== Dataset rows ==

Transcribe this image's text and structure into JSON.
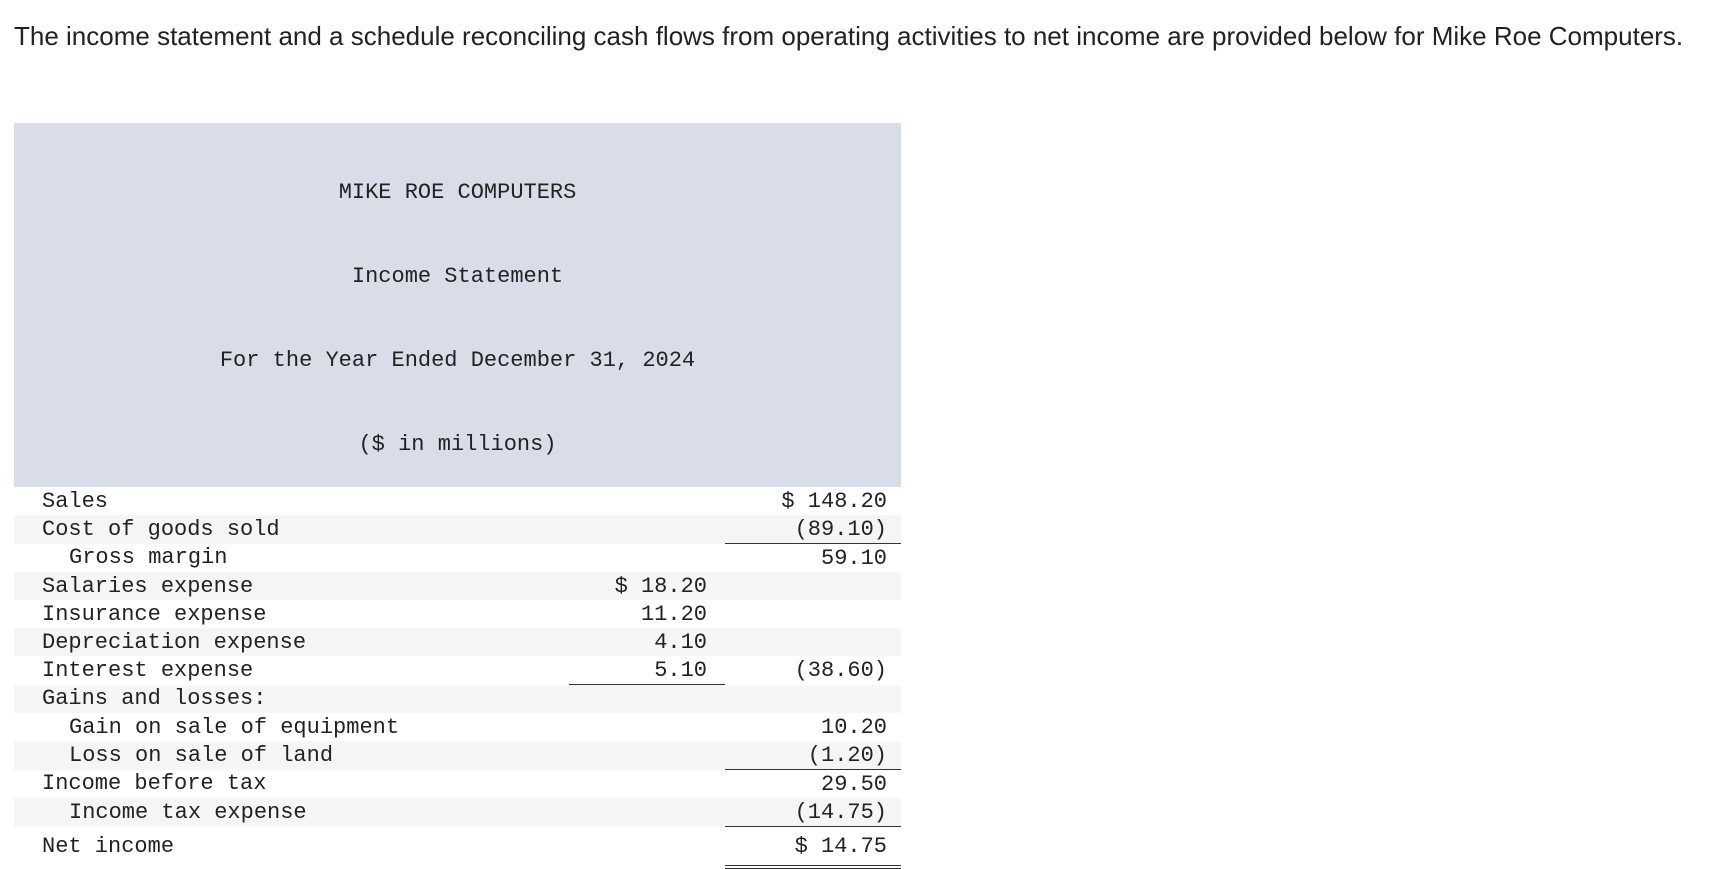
{
  "intro": "The income statement and a schedule reconciling cash flows from operating activities to net income are provided below for Mike Roe Computers.",
  "statement": {
    "header": [
      "MIKE ROE COMPUTERS",
      "Income Statement",
      "For the Year Ended December 31, 2024",
      "($ in millions)"
    ],
    "rows": [
      {
        "label": "Sales",
        "col2": "$ 148.20"
      },
      {
        "label": "Cost of goods sold",
        "col2": "(89.10)"
      },
      {
        "label": "Gross margin",
        "col2": "59.10"
      },
      {
        "label": "Salaries expense",
        "col1": "$ 18.20"
      },
      {
        "label": "Insurance expense",
        "col1": "11.20"
      },
      {
        "label": "Depreciation expense",
        "col1": "4.10"
      },
      {
        "label": "Interest expense",
        "col1": "5.10",
        "col2": "(38.60)"
      },
      {
        "label": "Gains and losses:"
      },
      {
        "label": "Gain on sale of equipment",
        "col2": "10.20"
      },
      {
        "label": "Loss on sale of land",
        "col2": "(1.20)"
      },
      {
        "label": "Income before tax",
        "col2": "29.50"
      },
      {
        "label": "Income tax expense",
        "col2": "(14.75)"
      },
      {
        "label": "Net income",
        "col2": "$ 14.75"
      }
    ]
  }
}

===

Will you set down the records word for word while leaving out every picture?

Problem solution:
Transcribe this image's text and structure into JSON.
{
  "intro": "The income statement and a schedule reconciling cash flows from operating activities to net income are provided below for Mike Roe Computers.",
  "statement": {
    "header": [
      "MIKE ROE COMPUTERS",
      "Income Statement",
      "For the Year Ended December 31, 2024",
      "($ in millions)"
    ],
    "rows": [
      {
        "label": "Sales",
        "col2": "$ 148.20"
      },
      {
        "label": "Cost of goods sold",
        "col2": "(89.10)"
      },
      {
        "label": "Gross margin",
        "col2": "59.10"
      },
      {
        "label": "Salaries expense",
        "col1": "$ 18.20"
      },
      {
        "label": "Insurance expense",
        "col1": "11.20"
      },
      {
        "label": "Depreciation expense",
        "col1": "4.10"
      },
      {
        "label": "Interest expense",
        "col1": "5.10",
        "col2": "(38.60)"
      },
      {
        "label": "Gains and losses:"
      },
      {
        "label": "Gain on sale of equipment",
        "col2": "10.20"
      },
      {
        "label": "Loss on sale of land",
        "col2": "(1.20)"
      },
      {
        "label": "Income before tax",
        "col2": "29.50"
      },
      {
        "label": "Income tax expense",
        "col2": "(14.75)"
      },
      {
        "label": "Net income",
        "col2": "$ 14.75"
      }
    ]
  }
}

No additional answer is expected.